● Task details: Every entry that follows needs to be repeated exactly.

● Provided entries:
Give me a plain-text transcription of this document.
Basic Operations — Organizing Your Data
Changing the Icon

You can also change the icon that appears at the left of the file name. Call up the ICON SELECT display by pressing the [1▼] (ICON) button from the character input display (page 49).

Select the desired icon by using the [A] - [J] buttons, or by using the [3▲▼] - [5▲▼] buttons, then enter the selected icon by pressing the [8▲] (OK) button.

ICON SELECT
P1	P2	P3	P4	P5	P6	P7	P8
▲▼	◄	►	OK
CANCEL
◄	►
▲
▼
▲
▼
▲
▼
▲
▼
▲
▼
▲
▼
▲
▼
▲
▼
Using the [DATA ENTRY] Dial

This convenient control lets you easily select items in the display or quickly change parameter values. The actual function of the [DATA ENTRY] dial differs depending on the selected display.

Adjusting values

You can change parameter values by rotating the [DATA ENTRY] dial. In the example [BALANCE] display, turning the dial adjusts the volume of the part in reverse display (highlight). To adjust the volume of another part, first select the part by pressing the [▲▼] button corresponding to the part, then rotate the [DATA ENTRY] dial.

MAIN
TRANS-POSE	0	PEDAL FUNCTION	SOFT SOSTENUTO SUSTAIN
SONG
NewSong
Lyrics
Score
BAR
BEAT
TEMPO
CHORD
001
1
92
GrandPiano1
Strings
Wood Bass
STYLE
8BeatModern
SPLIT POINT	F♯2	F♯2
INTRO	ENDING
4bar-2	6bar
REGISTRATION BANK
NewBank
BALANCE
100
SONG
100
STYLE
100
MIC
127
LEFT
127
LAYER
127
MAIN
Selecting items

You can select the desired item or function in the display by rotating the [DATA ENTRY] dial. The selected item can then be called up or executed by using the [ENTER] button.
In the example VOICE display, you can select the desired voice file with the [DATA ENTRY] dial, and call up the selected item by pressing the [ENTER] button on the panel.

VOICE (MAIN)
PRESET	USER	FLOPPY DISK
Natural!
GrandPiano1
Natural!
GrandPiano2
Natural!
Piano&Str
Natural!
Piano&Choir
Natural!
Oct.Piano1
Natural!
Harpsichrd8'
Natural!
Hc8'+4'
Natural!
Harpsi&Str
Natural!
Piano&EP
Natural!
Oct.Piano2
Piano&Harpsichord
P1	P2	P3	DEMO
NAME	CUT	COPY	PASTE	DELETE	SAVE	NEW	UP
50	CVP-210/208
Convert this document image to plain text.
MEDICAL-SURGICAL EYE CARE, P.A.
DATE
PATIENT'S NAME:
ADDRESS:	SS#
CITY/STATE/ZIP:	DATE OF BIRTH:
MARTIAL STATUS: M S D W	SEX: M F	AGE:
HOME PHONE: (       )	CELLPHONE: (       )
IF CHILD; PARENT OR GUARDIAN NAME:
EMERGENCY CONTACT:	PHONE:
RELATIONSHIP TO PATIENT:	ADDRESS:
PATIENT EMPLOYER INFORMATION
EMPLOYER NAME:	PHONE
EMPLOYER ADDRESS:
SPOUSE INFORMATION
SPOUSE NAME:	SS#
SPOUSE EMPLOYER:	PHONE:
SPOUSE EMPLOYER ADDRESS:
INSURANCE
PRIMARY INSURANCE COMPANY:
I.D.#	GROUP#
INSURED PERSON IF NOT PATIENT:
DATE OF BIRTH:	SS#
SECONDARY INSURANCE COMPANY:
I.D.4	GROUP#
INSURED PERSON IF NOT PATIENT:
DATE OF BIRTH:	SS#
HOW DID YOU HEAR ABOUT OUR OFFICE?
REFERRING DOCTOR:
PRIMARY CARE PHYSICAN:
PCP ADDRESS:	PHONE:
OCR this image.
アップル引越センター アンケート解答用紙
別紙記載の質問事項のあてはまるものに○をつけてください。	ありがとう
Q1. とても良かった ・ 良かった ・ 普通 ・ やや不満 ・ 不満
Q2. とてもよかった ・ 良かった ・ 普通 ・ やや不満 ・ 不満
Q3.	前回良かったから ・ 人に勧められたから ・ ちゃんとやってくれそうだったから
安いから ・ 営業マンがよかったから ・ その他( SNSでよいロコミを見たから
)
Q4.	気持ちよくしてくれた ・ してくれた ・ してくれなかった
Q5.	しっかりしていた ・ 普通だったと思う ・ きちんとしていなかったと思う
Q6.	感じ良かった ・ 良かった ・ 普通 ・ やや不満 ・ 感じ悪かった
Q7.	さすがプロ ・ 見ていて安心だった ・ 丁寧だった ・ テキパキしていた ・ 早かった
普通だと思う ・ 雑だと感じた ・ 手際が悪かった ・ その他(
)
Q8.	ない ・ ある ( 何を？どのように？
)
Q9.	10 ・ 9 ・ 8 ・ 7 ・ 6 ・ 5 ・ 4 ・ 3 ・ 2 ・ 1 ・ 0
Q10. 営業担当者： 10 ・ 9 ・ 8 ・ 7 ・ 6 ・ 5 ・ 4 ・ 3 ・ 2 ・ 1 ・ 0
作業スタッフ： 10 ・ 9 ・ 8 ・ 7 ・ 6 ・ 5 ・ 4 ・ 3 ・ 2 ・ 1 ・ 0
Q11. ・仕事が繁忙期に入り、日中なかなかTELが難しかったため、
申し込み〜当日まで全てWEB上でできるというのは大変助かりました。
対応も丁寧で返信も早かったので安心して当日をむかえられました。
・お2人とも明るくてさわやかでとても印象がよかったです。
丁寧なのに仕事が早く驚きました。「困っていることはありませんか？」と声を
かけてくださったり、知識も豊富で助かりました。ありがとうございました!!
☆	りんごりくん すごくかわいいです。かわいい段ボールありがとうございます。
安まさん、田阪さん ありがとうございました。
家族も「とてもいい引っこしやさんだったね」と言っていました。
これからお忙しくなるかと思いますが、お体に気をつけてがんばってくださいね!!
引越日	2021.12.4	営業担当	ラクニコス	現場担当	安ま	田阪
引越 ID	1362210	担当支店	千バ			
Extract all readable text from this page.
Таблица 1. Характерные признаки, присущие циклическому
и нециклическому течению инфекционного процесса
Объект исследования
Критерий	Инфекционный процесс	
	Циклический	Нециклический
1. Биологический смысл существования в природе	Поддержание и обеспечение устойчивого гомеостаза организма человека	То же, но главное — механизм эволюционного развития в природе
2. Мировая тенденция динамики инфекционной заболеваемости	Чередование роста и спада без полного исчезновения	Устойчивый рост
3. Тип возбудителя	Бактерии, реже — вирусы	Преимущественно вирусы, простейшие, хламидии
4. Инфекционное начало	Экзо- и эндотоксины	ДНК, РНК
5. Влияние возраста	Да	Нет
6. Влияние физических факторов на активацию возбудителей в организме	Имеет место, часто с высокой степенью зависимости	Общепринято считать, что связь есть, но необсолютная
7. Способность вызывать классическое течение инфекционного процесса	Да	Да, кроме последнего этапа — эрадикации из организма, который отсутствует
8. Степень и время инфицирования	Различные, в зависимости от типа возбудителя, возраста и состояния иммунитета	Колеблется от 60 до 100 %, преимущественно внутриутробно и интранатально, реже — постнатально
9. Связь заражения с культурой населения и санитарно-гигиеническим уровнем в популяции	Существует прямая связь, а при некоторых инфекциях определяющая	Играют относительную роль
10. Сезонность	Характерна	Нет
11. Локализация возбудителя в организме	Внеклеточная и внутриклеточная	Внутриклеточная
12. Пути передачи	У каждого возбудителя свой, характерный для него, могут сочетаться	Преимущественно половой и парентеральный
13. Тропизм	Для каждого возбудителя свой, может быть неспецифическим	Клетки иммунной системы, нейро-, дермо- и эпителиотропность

● Response to the exercise:
Give me a plain-text transcription of this document.
Basic Operations — Organizing Your Data
Changing the Icon

You can also change the icon that appears at the left of the file name. Call up the ICON SELECT display by pressing the [1▼] (ICON) button from the character input display (page 49).

Select the desired icon by using the [A] - [J] buttons, or by using the [3▲▼] - [5▲▼] buttons, then enter the selected icon by pressing the [8▲] (OK) button.

ICON SELECT
P1	P2	P3	P4	P5	P6	P7	P8
▲▼	◄	►	OK
CANCEL
◄	►
▲
▼
▲
▼
▲
▼
▲
▼
▲
▼
▲
▼
▲
▼
▲
▼
Using the [DATA ENTRY] Dial

This convenient control lets you easily select items in the display or quickly change parameter values. The actual function of the [DATA ENTRY] dial differs depending on the selected display.

Adjusting values

You can change parameter values by rotating the [DATA ENTRY] dial. In the example [BALANCE] display, turning the dial adjusts the volume of the part in reverse display (highlight). To adjust the volume of another part, first select the part by pressing the [▲▼] button corresponding to the part, then rotate the [DATA ENTRY] dial.

MAIN
TRANS-POSE	0	PEDAL FUNCTION	SOFT SOSTENUTO SUSTAIN
SONG
NewSong
Lyrics
Score
BAR
BEAT
TEMPO
CHORD
001
1
92
GrandPiano1
Strings
Wood Bass
STYLE
8BeatModern
SPLIT POINT	F♯2	F♯2
INTRO	ENDING
4bar-2	6bar
REGISTRATION BANK
NewBank
BALANCE
100
SONG
100
STYLE
100
MIC
127
LEFT
127
LAYER
127
MAIN
Selecting items

You can select the desired item or function in the display by rotating the [DATA ENTRY] dial. The selected item can then be called up or executed by using the [ENTER] button.
In the example VOICE display, you can select the desired voice file with the [DATA ENTRY] dial, and call up the selected item by pressing the [ENTER] button on the panel.

VOICE (MAIN)
PRESET	USER	FLOPPY DISK
Natural!
GrandPiano1
Natural!
GrandPiano2
Natural!
Piano&Str
Natural!
Piano&Choir
Natural!
Oct.Piano1
Natural!
Harpsichrd8'
Natural!
Hc8'+4'
Natural!
Harpsi&Str
Natural!
Piano&EP
Natural!
Oct.Piano2
Piano&Harpsichord
P1	P2	P3	DEMO
NAME	CUT	COPY	PASTE	DELETE	SAVE	NEW	UP
50	CVP-210/208
Convert this document image to plain text.
MEDICAL-SURGICAL EYE CARE, P.A.
DATE
PATIENT'S NAME:
ADDRESS:	SS#
CITY/STATE/ZIP:	DATE OF BIRTH:
MARTIAL STATUS: M S D W	SEX: M F	AGE:
HOME PHONE: (       )	CELLPHONE: (       )
IF CHILD; PARENT OR GUARDIAN NAME:
EMERGENCY CONTACT:	PHONE:
RELATIONSHIP TO PATIENT:	ADDRESS:
PATIENT EMPLOYER INFORMATION
EMPLOYER NAME:	PHONE
EMPLOYER ADDRESS:
SPOUSE INFORMATION
SPOUSE NAME:	SS#
SPOUSE EMPLOYER:	PHONE:
SPOUSE EMPLOYER ADDRESS:
INSURANCE
PRIMARY INSURANCE COMPANY:
I.D.#	GROUP#
INSURED PERSON IF NOT PATIENT:
DATE OF BIRTH:	SS#
SECONDARY INSURANCE COMPANY:
I.D.4	GROUP#
INSURED PERSON IF NOT PATIENT:
DATE OF BIRTH:	SS#
HOW DID YOU HEAR ABOUT OUR OFFICE?
REFERRING DOCTOR:
PRIMARY CARE PHYSICAN:
PCP ADDRESS:	PHONE:
OCR this image.
アップル引越センター アンケート解答用紙
別紙記載の質問事項のあてはまるものに○をつけてください。	ありがとう
Q1. とても良かった ・ 良かった ・ 普通 ・ やや不満 ・ 不満
Q2. とてもよかった ・ 良かった ・ 普通 ・ やや不満 ・ 不満
Q3.	前回良かったから ・ 人に勧められたから ・ ちゃんとやってくれそうだったから
安いから ・ 営業マンがよかったから ・ その他( SNSでよいロコミを見たから
)
Q4.	気持ちよくしてくれた ・ してくれた ・ してくれなかった
Q5.	しっかりしていた ・ 普通だったと思う ・ きちんとしていなかったと思う
Q6.	感じ良かった ・ 良かった ・ 普通 ・ やや不満 ・ 感じ悪かった
Q7.	さすがプロ ・ 見ていて安心だった ・ 丁寧だった ・ テキパキしていた ・ 早かった
普通だと思う ・ 雑だと感じた ・ 手際が悪かった ・ その他(
)
Q8.	ない ・ ある ( 何を？どのように？
)
Q9.	10 ・ 9 ・ 8 ・ 7 ・ 6 ・ 5 ・ 4 ・ 3 ・ 2 ・ 1 ・ 0
Q10. 営業担当者： 10 ・ 9 ・ 8 ・ 7 ・ 6 ・ 5 ・ 4 ・ 3 ・ 2 ・ 1 ・ 0
作業スタッフ： 10 ・ 9 ・ 8 ・ 7 ・ 6 ・ 5 ・ 4 ・ 3 ・ 2 ・ 1 ・ 0
Q11. ・仕事が繁忙期に入り、日中なかなかTELが難しかったため、
申し込み〜当日まで全てWEB上でできるというのは大変助かりました。
対応も丁寧で返信も早かったので安心して当日をむかえられました。
・お2人とも明るくてさわやかでとても印象がよかったです。
丁寧なのに仕事が早く驚きました。「困っていることはありませんか？」と声を
かけてくださったり、知識も豊富で助かりました。ありがとうございました!!
☆	りんごりくん すごくかわいいです。かわいい段ボールありがとうございます。
安まさん、田阪さん ありがとうございました。
家族も「とてもいい引っこしやさんだったね」と言っていました。
これからお忙しくなるかと思いますが、お体に気をつけてがんばってくださいね!!
引越日	2021.12.4	営業担当	ラクニコス	現場担当	安ま	田阪
引越 ID	1362210	担当支店	千バ			
Extract all readable text from this page.
Таблица 1. Характерные признаки, присущие циклическому
и нециклическому течению инфекционного процесса
Объект исследования
Критерий	Инфекционный процесс	
	Циклический	Нециклический
1. Биологический смысл существования в природе	Поддержание и обеспечение устойчивого гомеостаза организма человека	То же, но главное — механизм эволюционного развития в природе
2. Мировая тенденция динамики инфекционной заболеваемости	Чередование роста и спада без полного исчезновения	Устойчивый рост
3. Тип возбудителя	Бактерии, реже — вирусы	Преимущественно вирусы, простейшие, хламидии
4. Инфекционное начало	Экзо- и эндотоксины	ДНК, РНК
5. Влияние возраста	Да	Нет
6. Влияние физических факторов на активацию возбудителей в организме	Имеет место, часто с высокой степенью зависимости	Общепринято считать, что связь есть, но необсолютная
7. Способность вызывать классическое течение инфекционного процесса	Да	Да, кроме последнего этапа — эрадикации из организма, который отсутствует
8. Степень и время инфицирования	Различные, в зависимости от типа возбудителя, возраста и состояния иммунитета	Колеблется от 60 до 100 %, преимущественно внутриутробно и интранатально, реже — постнатально
9. Связь заражения с культурой населения и санитарно-гигиеническим уровнем в популяции	Существует прямая связь, а при некоторых инфекциях определяющая	Играют относительную роль
10. Сезонность	Характерна	Нет
11. Локализация возбудителя в организме	Внеклеточная и внутриклеточная	Внутриклеточная
12. Пути передачи	У каждого возбудителя свой, характерный для него, могут сочетаться	Преимущественно половой и парентеральный
13. Тропизм	Для каждого возбудителя свой, может быть неспецифическим	Клетки иммунной системы, нейро-, дермо- и эпителиотропность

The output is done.